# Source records
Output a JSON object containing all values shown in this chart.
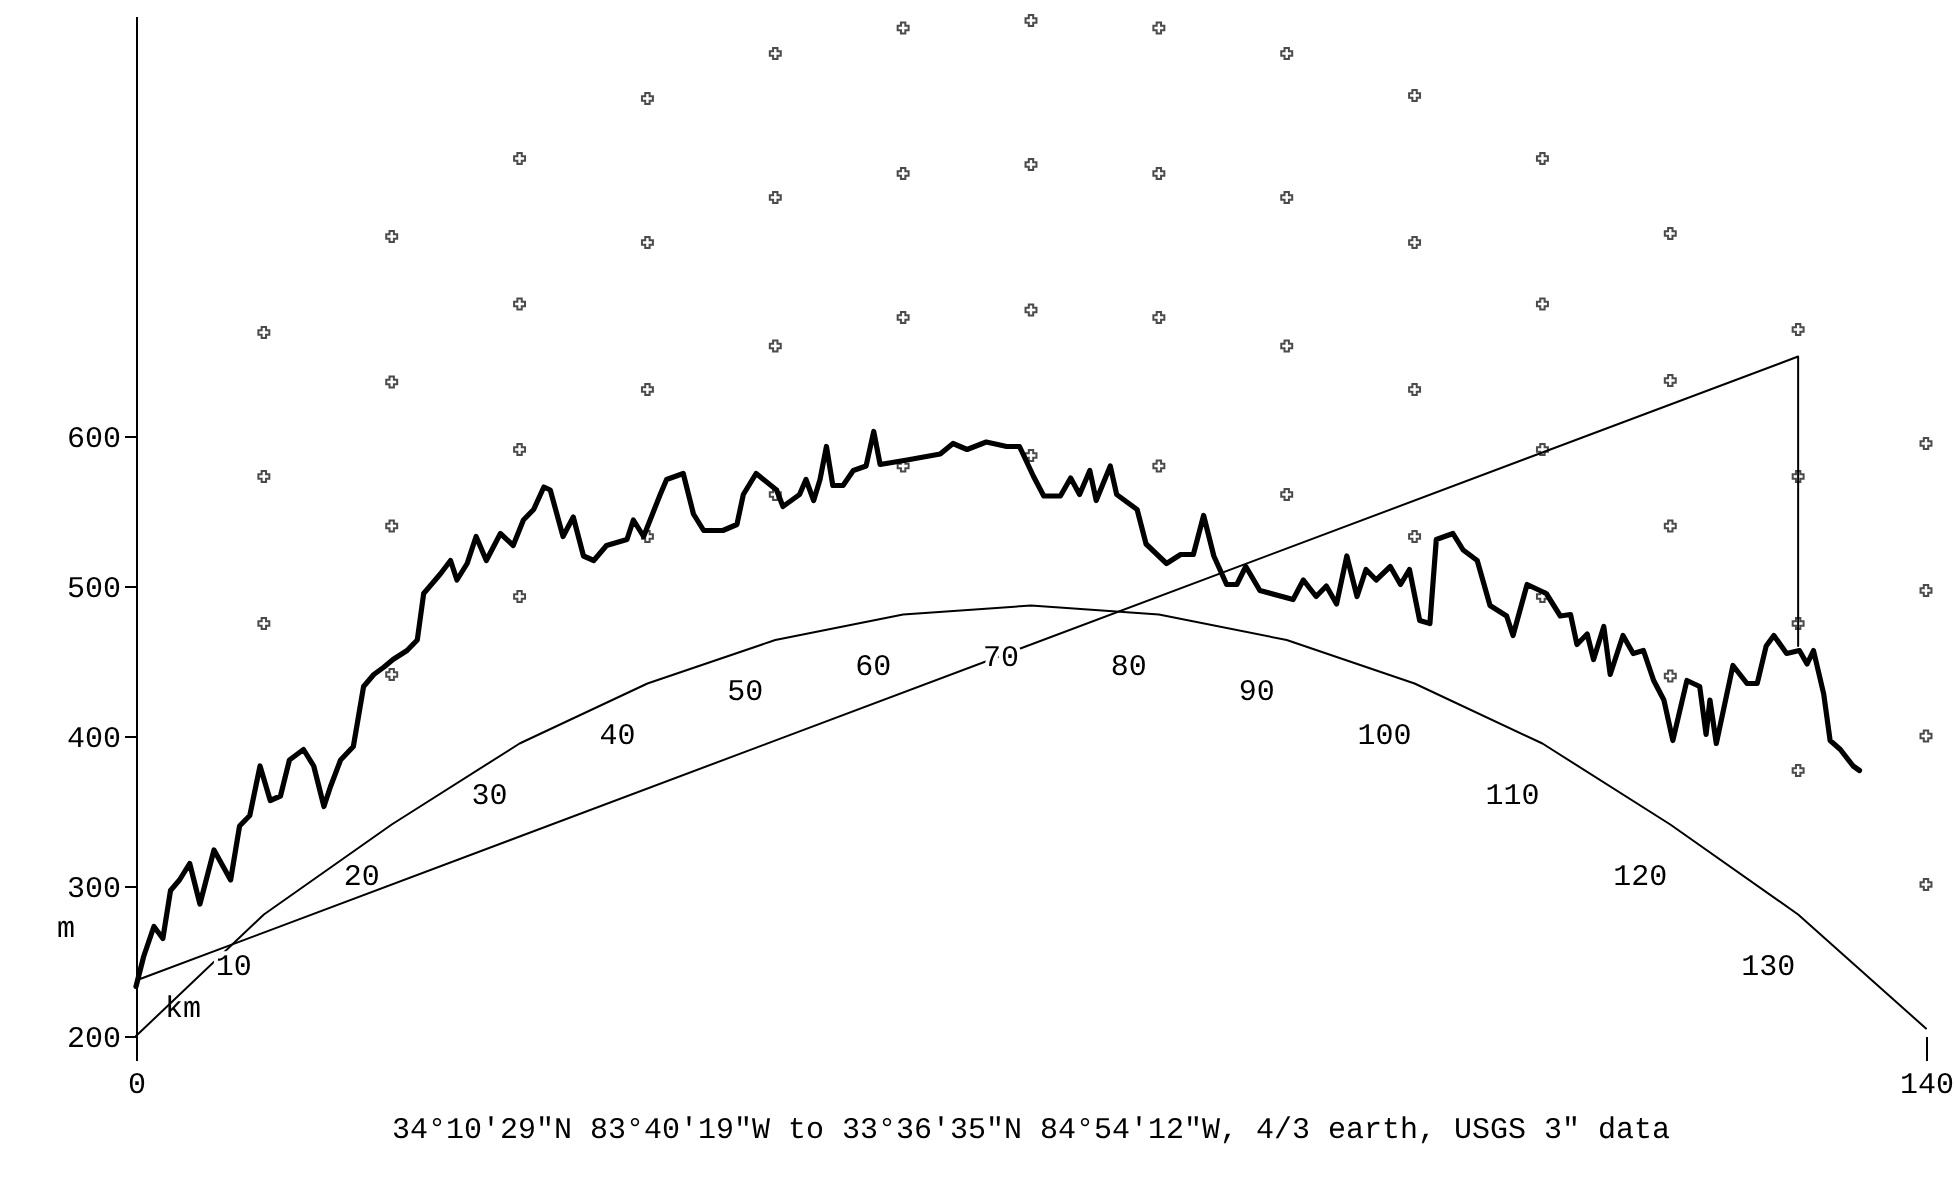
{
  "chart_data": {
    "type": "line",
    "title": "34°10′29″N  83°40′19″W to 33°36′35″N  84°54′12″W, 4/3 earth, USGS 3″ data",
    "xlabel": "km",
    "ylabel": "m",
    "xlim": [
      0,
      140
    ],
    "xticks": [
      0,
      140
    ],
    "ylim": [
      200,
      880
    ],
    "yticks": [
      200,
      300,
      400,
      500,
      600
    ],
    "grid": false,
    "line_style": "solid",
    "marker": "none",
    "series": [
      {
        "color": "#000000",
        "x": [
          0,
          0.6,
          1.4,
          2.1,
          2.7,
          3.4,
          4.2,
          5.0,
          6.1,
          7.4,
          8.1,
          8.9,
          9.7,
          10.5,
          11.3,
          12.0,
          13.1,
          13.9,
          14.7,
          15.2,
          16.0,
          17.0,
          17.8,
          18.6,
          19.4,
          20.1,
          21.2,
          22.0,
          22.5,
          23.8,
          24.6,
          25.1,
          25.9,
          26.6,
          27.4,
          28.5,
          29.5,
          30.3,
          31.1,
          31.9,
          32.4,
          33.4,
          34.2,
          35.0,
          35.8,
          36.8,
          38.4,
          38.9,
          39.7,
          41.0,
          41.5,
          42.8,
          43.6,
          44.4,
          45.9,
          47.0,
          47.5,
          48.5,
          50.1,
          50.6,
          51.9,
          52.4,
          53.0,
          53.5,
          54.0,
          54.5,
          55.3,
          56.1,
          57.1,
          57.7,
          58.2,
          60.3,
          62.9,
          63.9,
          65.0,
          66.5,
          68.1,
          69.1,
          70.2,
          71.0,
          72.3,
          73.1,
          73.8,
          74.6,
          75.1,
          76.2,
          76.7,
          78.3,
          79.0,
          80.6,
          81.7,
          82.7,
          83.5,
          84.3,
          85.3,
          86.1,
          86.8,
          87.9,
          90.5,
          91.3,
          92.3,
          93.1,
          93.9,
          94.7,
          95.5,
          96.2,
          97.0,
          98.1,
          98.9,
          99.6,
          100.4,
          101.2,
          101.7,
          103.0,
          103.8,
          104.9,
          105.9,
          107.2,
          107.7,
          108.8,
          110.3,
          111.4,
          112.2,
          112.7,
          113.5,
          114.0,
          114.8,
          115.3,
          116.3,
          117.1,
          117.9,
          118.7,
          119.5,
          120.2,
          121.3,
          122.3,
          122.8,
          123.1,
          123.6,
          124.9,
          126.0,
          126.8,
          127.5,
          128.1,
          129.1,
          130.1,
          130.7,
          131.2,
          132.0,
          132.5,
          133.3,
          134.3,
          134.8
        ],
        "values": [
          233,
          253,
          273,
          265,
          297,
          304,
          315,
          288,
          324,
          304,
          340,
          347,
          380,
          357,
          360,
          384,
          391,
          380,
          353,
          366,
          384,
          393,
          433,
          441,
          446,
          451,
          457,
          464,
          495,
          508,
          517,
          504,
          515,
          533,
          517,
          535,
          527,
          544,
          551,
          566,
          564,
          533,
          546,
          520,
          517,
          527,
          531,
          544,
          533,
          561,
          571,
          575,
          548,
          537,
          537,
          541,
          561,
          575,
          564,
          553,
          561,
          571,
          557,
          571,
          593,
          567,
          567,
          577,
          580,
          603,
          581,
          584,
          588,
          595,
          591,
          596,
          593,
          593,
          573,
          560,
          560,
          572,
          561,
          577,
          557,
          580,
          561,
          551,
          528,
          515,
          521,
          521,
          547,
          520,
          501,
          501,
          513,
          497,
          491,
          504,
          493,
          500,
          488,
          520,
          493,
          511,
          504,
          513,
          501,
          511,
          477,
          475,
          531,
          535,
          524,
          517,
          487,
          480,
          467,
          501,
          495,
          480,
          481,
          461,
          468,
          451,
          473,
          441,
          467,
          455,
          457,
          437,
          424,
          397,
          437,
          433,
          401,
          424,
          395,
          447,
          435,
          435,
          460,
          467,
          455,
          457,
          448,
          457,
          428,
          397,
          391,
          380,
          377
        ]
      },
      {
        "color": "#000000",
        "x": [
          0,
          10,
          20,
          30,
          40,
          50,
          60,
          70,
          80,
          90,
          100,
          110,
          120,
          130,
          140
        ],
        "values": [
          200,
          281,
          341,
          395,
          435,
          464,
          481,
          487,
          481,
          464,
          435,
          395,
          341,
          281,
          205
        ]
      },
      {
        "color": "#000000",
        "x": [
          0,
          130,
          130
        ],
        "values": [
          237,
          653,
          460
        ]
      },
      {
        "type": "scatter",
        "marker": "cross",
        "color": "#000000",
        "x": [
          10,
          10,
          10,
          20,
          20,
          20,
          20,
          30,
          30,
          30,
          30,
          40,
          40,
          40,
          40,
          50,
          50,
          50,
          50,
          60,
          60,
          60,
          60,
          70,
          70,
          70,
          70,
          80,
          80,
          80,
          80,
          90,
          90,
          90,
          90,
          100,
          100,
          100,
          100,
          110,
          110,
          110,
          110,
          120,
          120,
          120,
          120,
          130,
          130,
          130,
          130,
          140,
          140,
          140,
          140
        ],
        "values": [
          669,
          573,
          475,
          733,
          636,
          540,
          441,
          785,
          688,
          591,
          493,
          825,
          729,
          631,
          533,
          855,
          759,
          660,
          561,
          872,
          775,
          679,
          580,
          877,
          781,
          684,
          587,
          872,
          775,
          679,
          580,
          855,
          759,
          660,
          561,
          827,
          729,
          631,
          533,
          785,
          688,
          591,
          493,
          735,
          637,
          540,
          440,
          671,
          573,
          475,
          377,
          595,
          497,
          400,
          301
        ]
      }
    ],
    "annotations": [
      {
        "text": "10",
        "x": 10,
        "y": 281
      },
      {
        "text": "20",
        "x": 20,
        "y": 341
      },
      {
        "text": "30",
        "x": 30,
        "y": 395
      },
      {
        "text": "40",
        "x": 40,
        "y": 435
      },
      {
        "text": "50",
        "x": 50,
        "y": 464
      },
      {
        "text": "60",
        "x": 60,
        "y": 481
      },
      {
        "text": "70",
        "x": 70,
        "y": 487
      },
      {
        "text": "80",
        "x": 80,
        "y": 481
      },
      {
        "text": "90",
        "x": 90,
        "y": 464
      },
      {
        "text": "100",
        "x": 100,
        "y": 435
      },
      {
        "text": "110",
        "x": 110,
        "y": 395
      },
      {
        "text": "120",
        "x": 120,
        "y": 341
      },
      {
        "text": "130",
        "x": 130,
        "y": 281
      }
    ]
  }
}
...
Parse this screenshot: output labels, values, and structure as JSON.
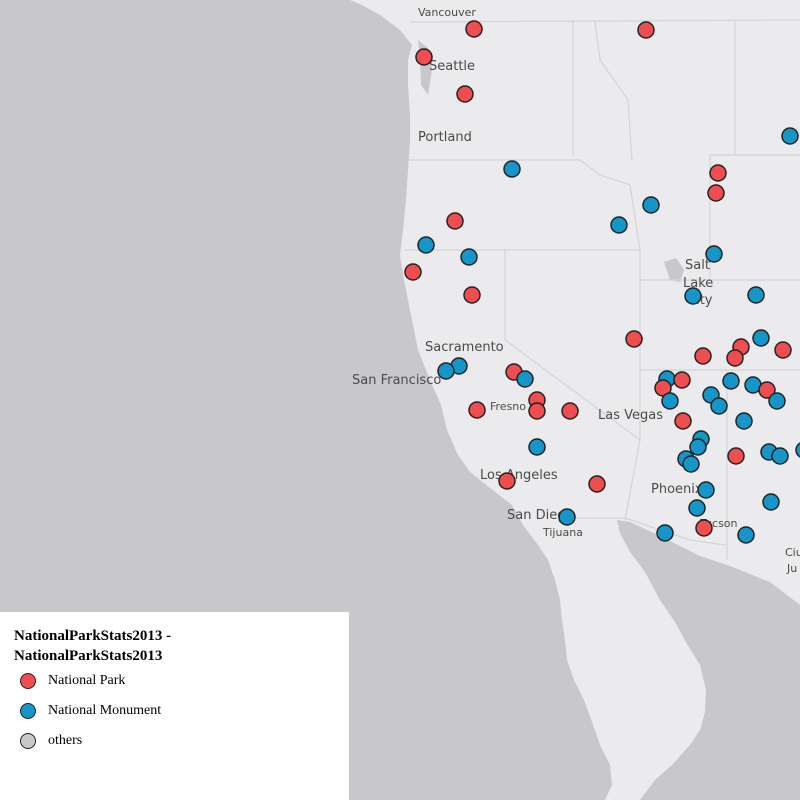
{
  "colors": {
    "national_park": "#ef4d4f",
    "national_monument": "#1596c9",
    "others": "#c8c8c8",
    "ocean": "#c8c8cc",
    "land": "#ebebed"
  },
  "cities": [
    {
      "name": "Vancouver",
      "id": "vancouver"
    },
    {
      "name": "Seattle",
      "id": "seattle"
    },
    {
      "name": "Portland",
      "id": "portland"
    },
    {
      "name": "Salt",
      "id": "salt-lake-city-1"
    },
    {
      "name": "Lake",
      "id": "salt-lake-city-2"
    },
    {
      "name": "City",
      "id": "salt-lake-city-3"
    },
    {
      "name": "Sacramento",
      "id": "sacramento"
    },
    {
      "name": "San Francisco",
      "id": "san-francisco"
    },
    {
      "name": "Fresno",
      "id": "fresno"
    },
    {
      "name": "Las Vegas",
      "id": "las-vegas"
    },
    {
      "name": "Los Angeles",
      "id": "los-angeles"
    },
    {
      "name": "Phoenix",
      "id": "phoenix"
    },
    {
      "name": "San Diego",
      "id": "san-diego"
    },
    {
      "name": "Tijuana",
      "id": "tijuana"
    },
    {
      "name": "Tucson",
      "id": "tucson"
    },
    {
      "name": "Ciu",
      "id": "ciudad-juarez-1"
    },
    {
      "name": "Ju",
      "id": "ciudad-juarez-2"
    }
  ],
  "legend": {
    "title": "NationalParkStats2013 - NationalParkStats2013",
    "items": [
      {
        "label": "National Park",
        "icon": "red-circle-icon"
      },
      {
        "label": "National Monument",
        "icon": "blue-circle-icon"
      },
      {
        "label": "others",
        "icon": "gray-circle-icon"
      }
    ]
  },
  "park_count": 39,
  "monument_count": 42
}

# What to do
Copy every line above that includes the string "circle".

# Exercise response
        "icon": "red-circle-icon"
        "icon": "blue-circle-icon"
        "icon": "gray-circle-icon"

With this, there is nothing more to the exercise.